[A run of records]
* start *

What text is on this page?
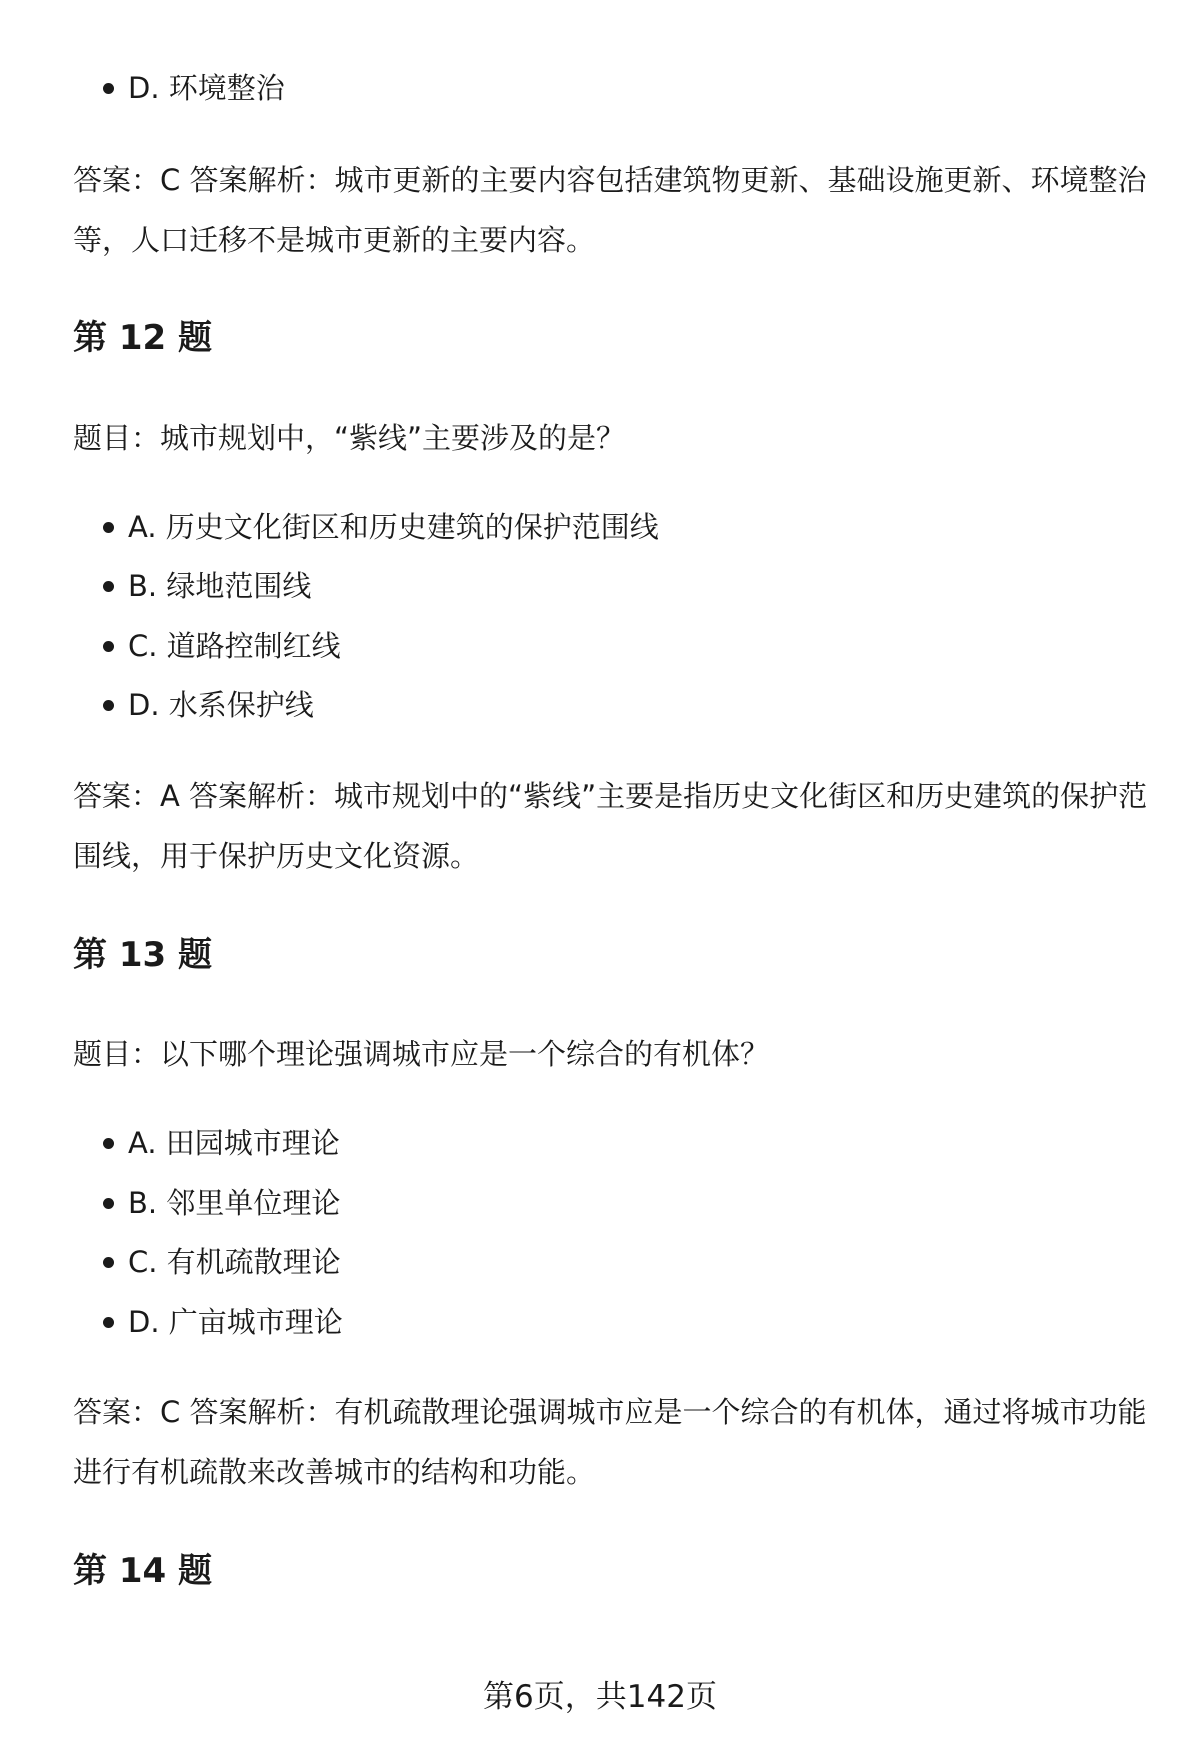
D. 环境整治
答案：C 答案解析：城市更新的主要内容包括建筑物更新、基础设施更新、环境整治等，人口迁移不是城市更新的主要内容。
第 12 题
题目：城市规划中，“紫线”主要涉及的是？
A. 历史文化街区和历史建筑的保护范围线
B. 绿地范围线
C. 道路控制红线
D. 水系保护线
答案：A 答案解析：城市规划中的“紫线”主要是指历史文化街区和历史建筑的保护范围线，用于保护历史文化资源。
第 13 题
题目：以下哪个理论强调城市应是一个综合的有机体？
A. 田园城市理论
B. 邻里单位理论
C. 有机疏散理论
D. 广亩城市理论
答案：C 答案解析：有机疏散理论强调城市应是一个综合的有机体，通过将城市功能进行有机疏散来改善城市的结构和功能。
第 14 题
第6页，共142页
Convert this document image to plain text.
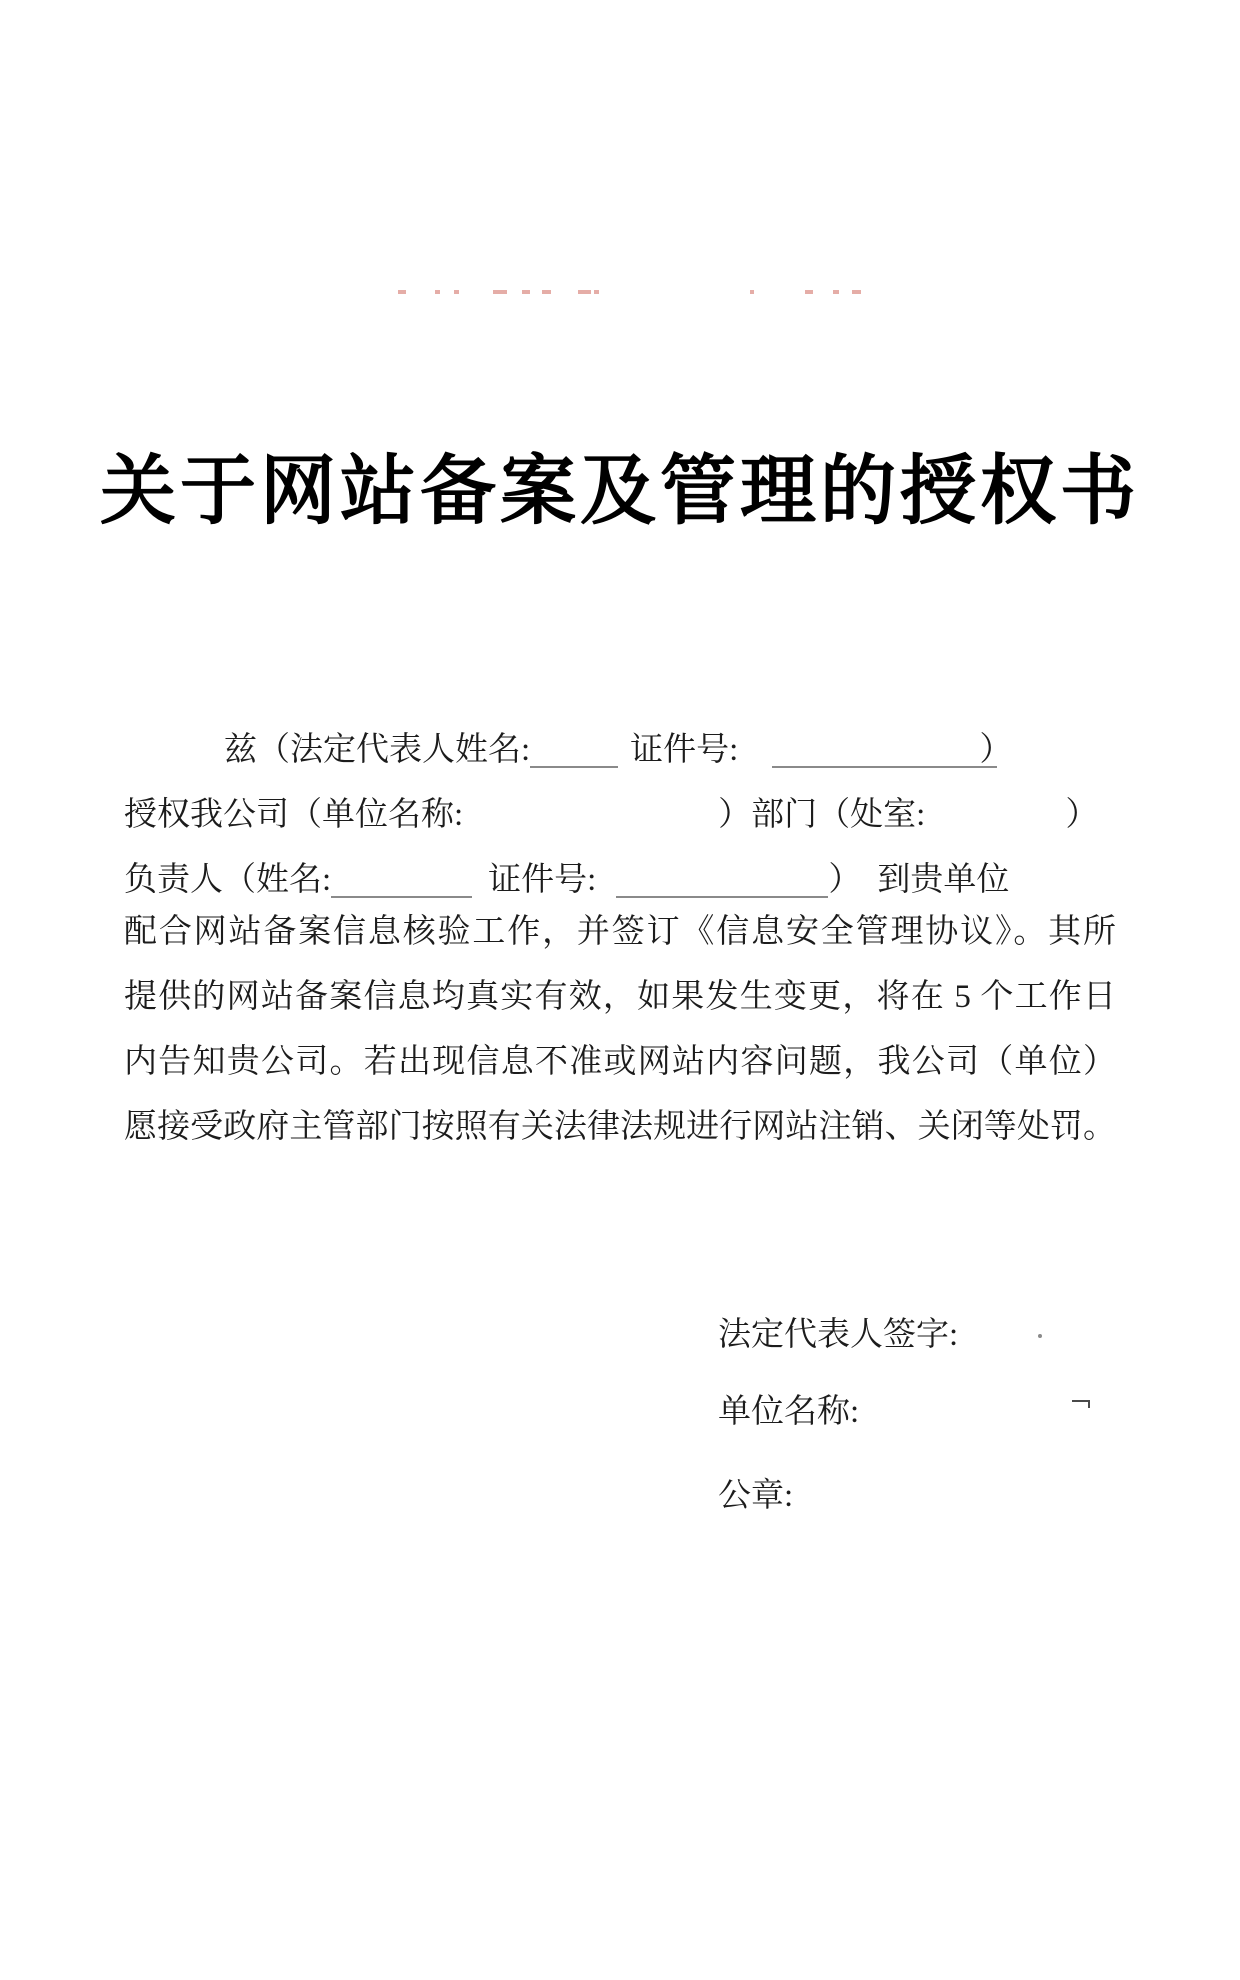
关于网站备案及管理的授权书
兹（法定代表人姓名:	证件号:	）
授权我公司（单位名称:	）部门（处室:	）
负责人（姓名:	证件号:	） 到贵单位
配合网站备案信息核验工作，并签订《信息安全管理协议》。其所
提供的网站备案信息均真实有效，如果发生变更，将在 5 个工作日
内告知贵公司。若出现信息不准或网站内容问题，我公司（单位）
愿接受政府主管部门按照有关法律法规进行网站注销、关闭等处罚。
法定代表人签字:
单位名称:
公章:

* end *

All entries must be written out again exactly as given, with no pictures in the copy.

▶ ANSWER:
What text is on this page?
D. 环境整治
答案：C 答案解析：城市更新的主要内容包括建筑物更新、基础设施更新、环境整治等，人口迁移不是城市更新的主要内容。
第 12 题
题目：城市规划中，“紫线”主要涉及的是？
A. 历史文化街区和历史建筑的保护范围线
B. 绿地范围线
C. 道路控制红线
D. 水系保护线
答案：A 答案解析：城市规划中的“紫线”主要是指历史文化街区和历史建筑的保护范围线，用于保护历史文化资源。
第 13 题
题目：以下哪个理论强调城市应是一个综合的有机体？
A. 田园城市理论
B. 邻里单位理论
C. 有机疏散理论
D. 广亩城市理论
答案：C 答案解析：有机疏散理论强调城市应是一个综合的有机体，通过将城市功能进行有机疏散来改善城市的结构和功能。
第 14 题
第6页，共142页
Convert this document image to plain text.
关于网站备案及管理的授权书
兹（法定代表人姓名:	证件号:	）
授权我公司（单位名称:	）部门（处室:	）
负责人（姓名:	证件号:	） 到贵单位
配合网站备案信息核验工作，并签订《信息安全管理协议》。其所
提供的网站备案信息均真实有效，如果发生变更，将在 5 个工作日
内告知贵公司。若出现信息不准或网站内容问题，我公司（单位）
愿接受政府主管部门按照有关法律法规进行网站注销、关闭等处罚。
法定代表人签字:
单位名称:
公章:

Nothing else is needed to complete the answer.